Work to be completed
Show every line containing "sync" by copying it.

═════ Supplied data

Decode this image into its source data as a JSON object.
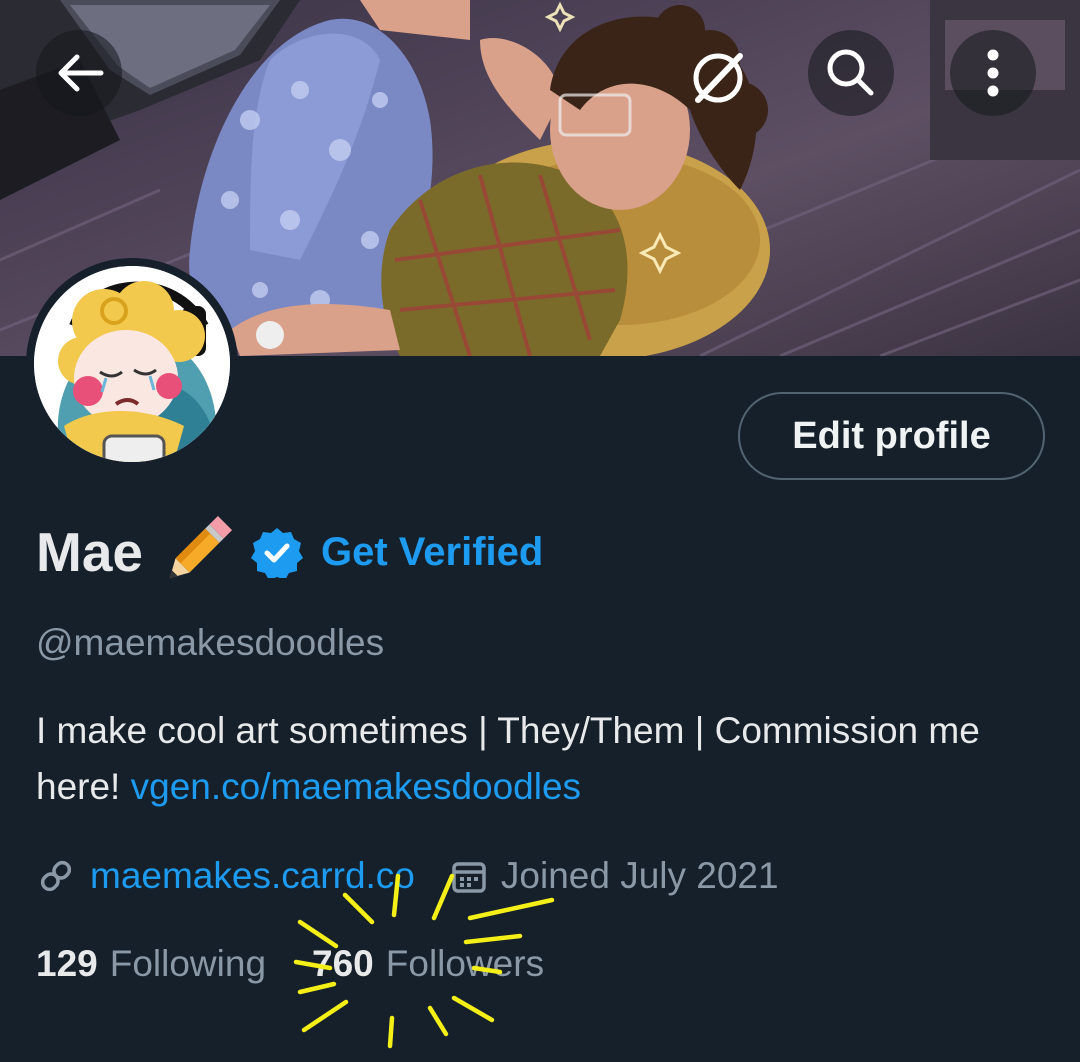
{
  "header": {
    "back_icon": "arrow-left-icon",
    "no_color_icon": "slashed-circle-icon",
    "search_icon": "search-icon",
    "more_icon": "vertical-dots-icon"
  },
  "profile": {
    "name": "Mae",
    "name_emoji": "pencil-icon",
    "verified_badge_icon": "verified-badge-icon",
    "get_verified_label": "Get Verified",
    "handle": "@maemakesdoodles",
    "edit_profile_label": "Edit profile",
    "bio_text": "I make cool art sometimes | They/Them | Commission me here!",
    "bio_link": "vgen.co/maemakesdoodles",
    "website": "maemakes.carrd.co",
    "joined": "Joined July 2021",
    "following_count": "129",
    "following_label": "Following",
    "followers_count": "760",
    "followers_label": "Followers"
  },
  "colors": {
    "background": "#15202b",
    "accent": "#1d9bf0",
    "secondary_text": "#8b98a5",
    "highlight_doodle": "#f5ef18"
  }
}
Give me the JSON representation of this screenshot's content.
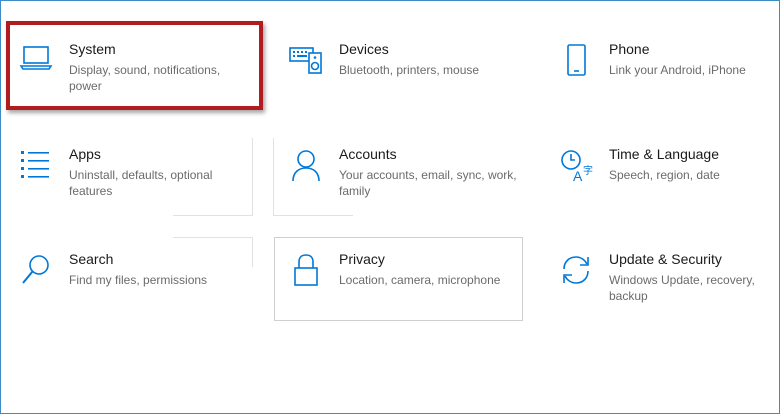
{
  "colors": {
    "accent": "#0078d7",
    "highlight": "#b01c1f"
  },
  "tiles": [
    {
      "id": "system",
      "icon": "laptop-icon",
      "title": "System",
      "desc": "Display, sound, notifications, power"
    },
    {
      "id": "devices",
      "icon": "keyboard-speaker-icon",
      "title": "Devices",
      "desc": "Bluetooth, printers, mouse"
    },
    {
      "id": "phone",
      "icon": "phone-icon",
      "title": "Phone",
      "desc": "Link your Android, iPhone"
    },
    {
      "id": "apps",
      "icon": "apps-list-icon",
      "title": "Apps",
      "desc": "Uninstall, defaults, optional features"
    },
    {
      "id": "accounts",
      "icon": "person-icon",
      "title": "Accounts",
      "desc": "Your accounts, email, sync, work, family"
    },
    {
      "id": "time-language",
      "icon": "time-language-icon",
      "title": "Time & Language",
      "desc": "Speech, region, date"
    },
    {
      "id": "search",
      "icon": "search-icon",
      "title": "Search",
      "desc": "Find my files, permissions"
    },
    {
      "id": "privacy",
      "icon": "lock-icon",
      "title": "Privacy",
      "desc": "Location, camera, microphone"
    },
    {
      "id": "update-security",
      "icon": "sync-icon",
      "title": "Update & Security",
      "desc": "Windows Update, recovery, backup"
    }
  ]
}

══════════

Result for this exercise
      "desc": "Your accounts, email, sync, work, family"
      "icon": "sync-icon",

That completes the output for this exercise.